Records for this task
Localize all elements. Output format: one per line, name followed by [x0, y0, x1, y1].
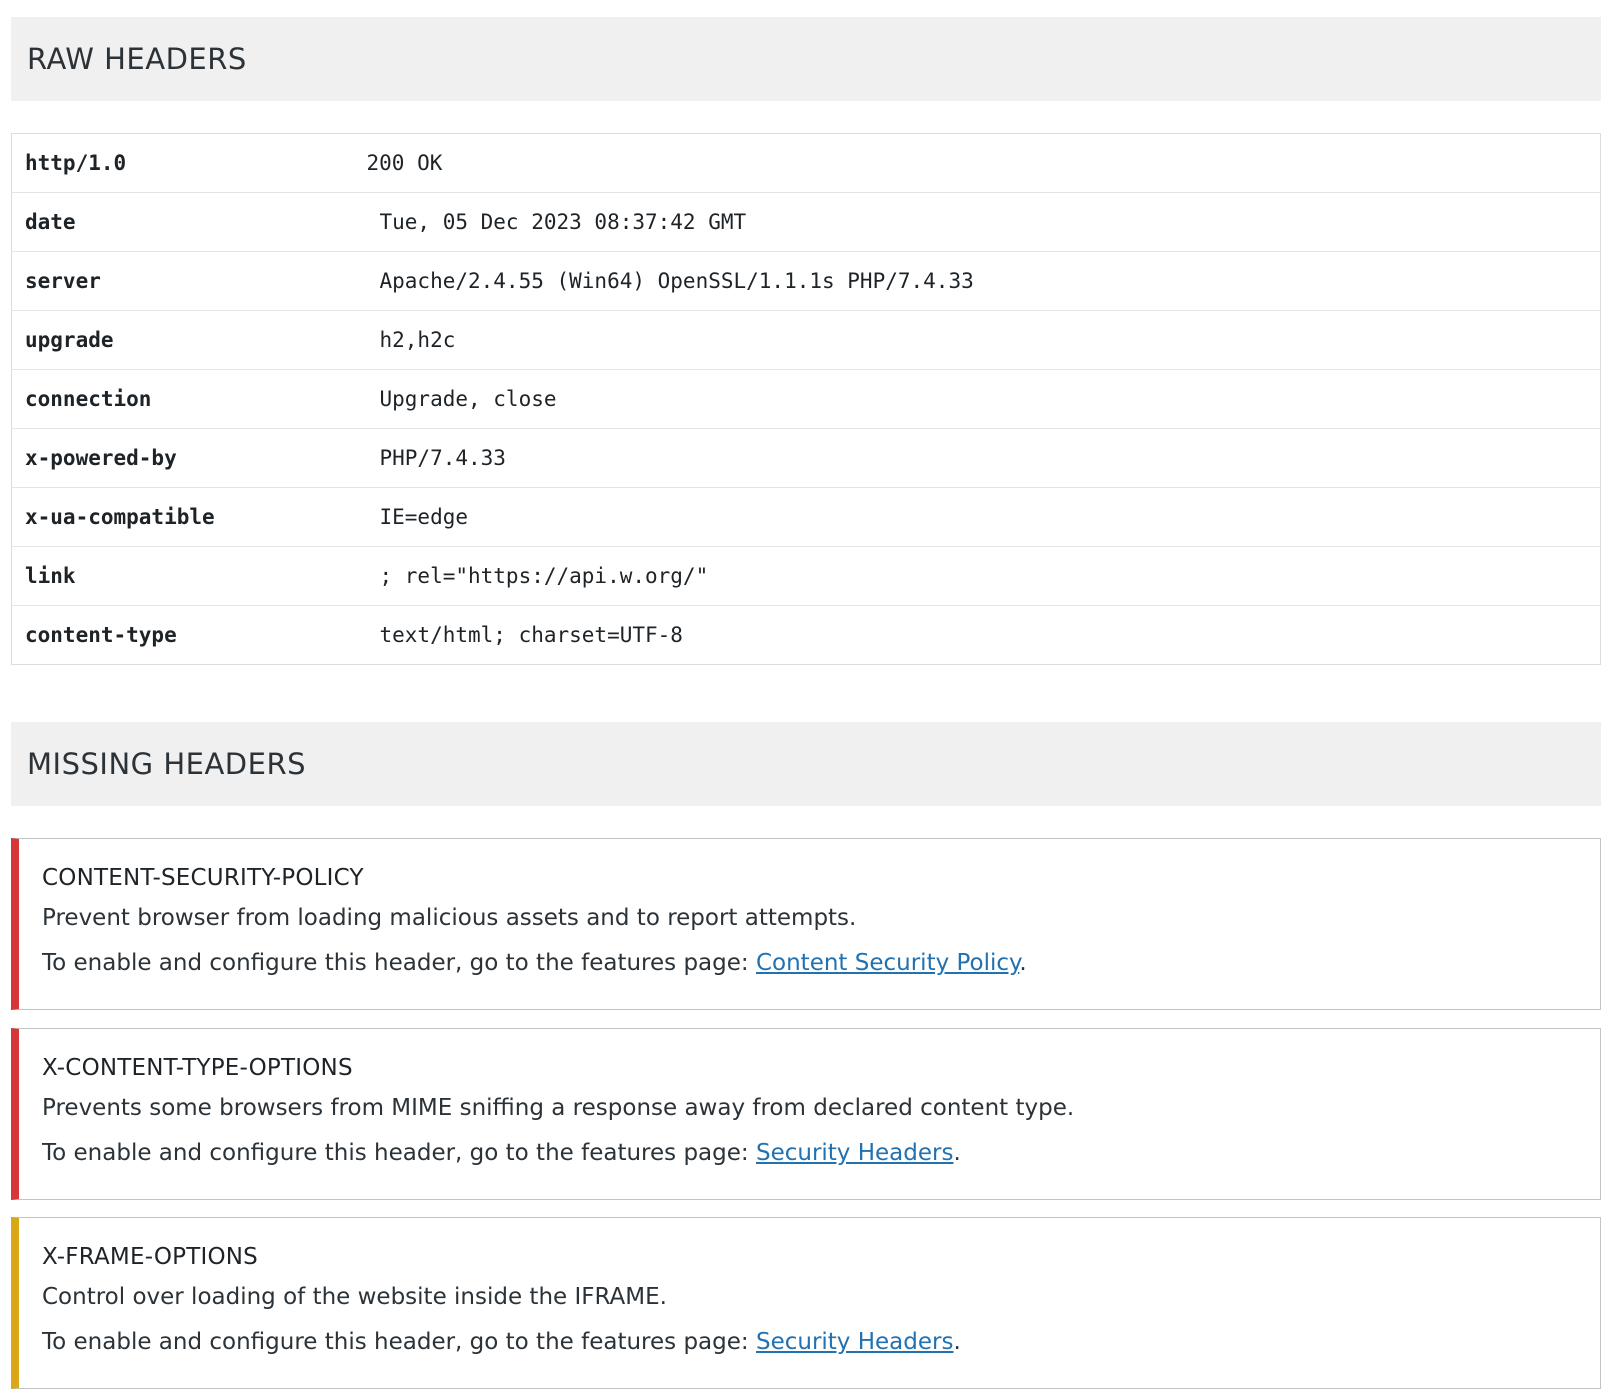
raw-headers-table: http/1.0 200 OK date Tue, 05 Dec 2023 08… — [11, 133, 1601, 665]
missing-header-enable-note: To enable and configure this header, go … — [42, 950, 1027, 976]
header-key: server — [11, 251, 367, 311]
table-row: x-ua-compatible IE=edge — [11, 487, 1601, 547]
table-row: http/1.0 200 OK — [11, 133, 1601, 193]
header-value: ; rel="https://api.w.org/" — [366, 546, 1601, 606]
missing-header-enable-note: To enable and configure this header, go … — [42, 1140, 961, 1166]
header-key: x-ua-compatible — [11, 487, 367, 547]
table-row: link ; rel="https://api.w.org/" — [11, 546, 1601, 606]
missing-header-name: CONTENT-SECURITY-POLICY — [42, 865, 364, 891]
header-value: Apache/2.4.55 (Win64) OpenSSL/1.1.1s PHP… — [366, 251, 1601, 311]
missing-header-enable-note: To enable and configure this header, go … — [42, 1329, 961, 1355]
table-row: server Apache/2.4.55 (Win64) OpenSSL/1.1… — [11, 251, 1601, 311]
header-value: 200 OK — [366, 133, 1601, 193]
missing-headers-section-header: MISSING HEADERS — [11, 722, 1601, 806]
header-key: x-powered-by — [11, 428, 367, 488]
table-row: date Tue, 05 Dec 2023 08:37:42 GMT — [11, 192, 1601, 252]
missing-header-name: X-FRAME-OPTIONS — [42, 1244, 258, 1270]
missing-header-name: X-CONTENT-TYPE-OPTIONS — [42, 1055, 353, 1081]
header-key: date — [11, 192, 367, 252]
enable-note-text: To enable and configure this header, go … — [42, 1329, 756, 1355]
missing-header-description: Prevents some browsers from MIME sniffin… — [42, 1095, 1075, 1121]
table-row: x-powered-by PHP/7.4.33 — [11, 428, 1601, 488]
enable-note-text: To enable and configure this header, go … — [42, 950, 756, 976]
missing-header-description: Control over loading of the website insi… — [42, 1284, 667, 1310]
enable-note-text: To enable and configure this header, go … — [42, 1140, 756, 1166]
header-key: link — [11, 546, 367, 606]
table-row: connection Upgrade, close — [11, 369, 1601, 429]
security-headers-link[interactable]: Security Headers — [756, 1140, 954, 1166]
missing-headers-title: MISSING HEADERS — [27, 747, 307, 781]
raw-headers-title: RAW HEADERS — [27, 42, 247, 76]
header-value: text/html; charset=UTF-8 — [379, 623, 683, 647]
header-key: connection — [11, 369, 367, 429]
content-security-policy-link[interactable]: Content Security Policy — [756, 950, 1019, 976]
header-value: Tue, 05 Dec 2023 08:37:42 GMT — [366, 192, 1601, 252]
table-row: content-type text/html; charset=UTF-8 — [12, 606, 1601, 665]
raw-headers-section-header: RAW HEADERS — [11, 17, 1601, 101]
header-key: content-type — [25, 623, 177, 647]
missing-header-card-csp: CONTENT-SECURITY-POLICY Prevent browser … — [11, 838, 1601, 1010]
missing-header-description: Prevent browser from loading malicious a… — [42, 905, 857, 931]
header-value: IE=edge — [366, 487, 1601, 547]
page: RAW HEADERS http/1.0 200 OK date Tue, 05… — [0, 0, 1606, 1397]
security-headers-link[interactable]: Security Headers — [756, 1329, 954, 1355]
missing-header-card-x-frame-options: X-FRAME-OPTIONS Control over loading of … — [11, 1217, 1601, 1389]
header-key: upgrade — [11, 310, 367, 370]
header-value: h2,h2c — [366, 310, 1601, 370]
header-value: PHP/7.4.33 — [366, 428, 1601, 488]
header-value: Upgrade, close — [366, 369, 1601, 429]
missing-header-card-x-content-type-options: X-CONTENT-TYPE-OPTIONS Prevents some bro… — [11, 1028, 1601, 1200]
table-row: upgrade h2,h2c — [11, 310, 1601, 370]
header-key: http/1.0 — [11, 133, 367, 193]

Set exercise
Transcribe, character for character, the stretch of the material from the line containing "raw-headers-table: http/1.0 200" through the line containing "header-key: x-ua-compatible —", with both of those lines included.

Finished exercise
raw-headers-table: http/1.0 200 OK date Tue, 05 Dec 2023 08… — [11, 133, 1601, 665]
missing-header-enable-note: To enable and configure this header, go … — [42, 950, 1027, 976]
header-key: server — [11, 251, 367, 311]
table-row: x-ua-compatible IE=edge — [11, 487, 1601, 547]
table-row: http/1.0 200 OK — [11, 133, 1601, 193]
header-value: ; rel="https://api.w.org/" — [366, 546, 1601, 606]
missing-header-enable-note: To enable and configure this header, go … — [42, 1140, 961, 1166]
header-key: x-ua-compatible — [11, 487, 367, 547]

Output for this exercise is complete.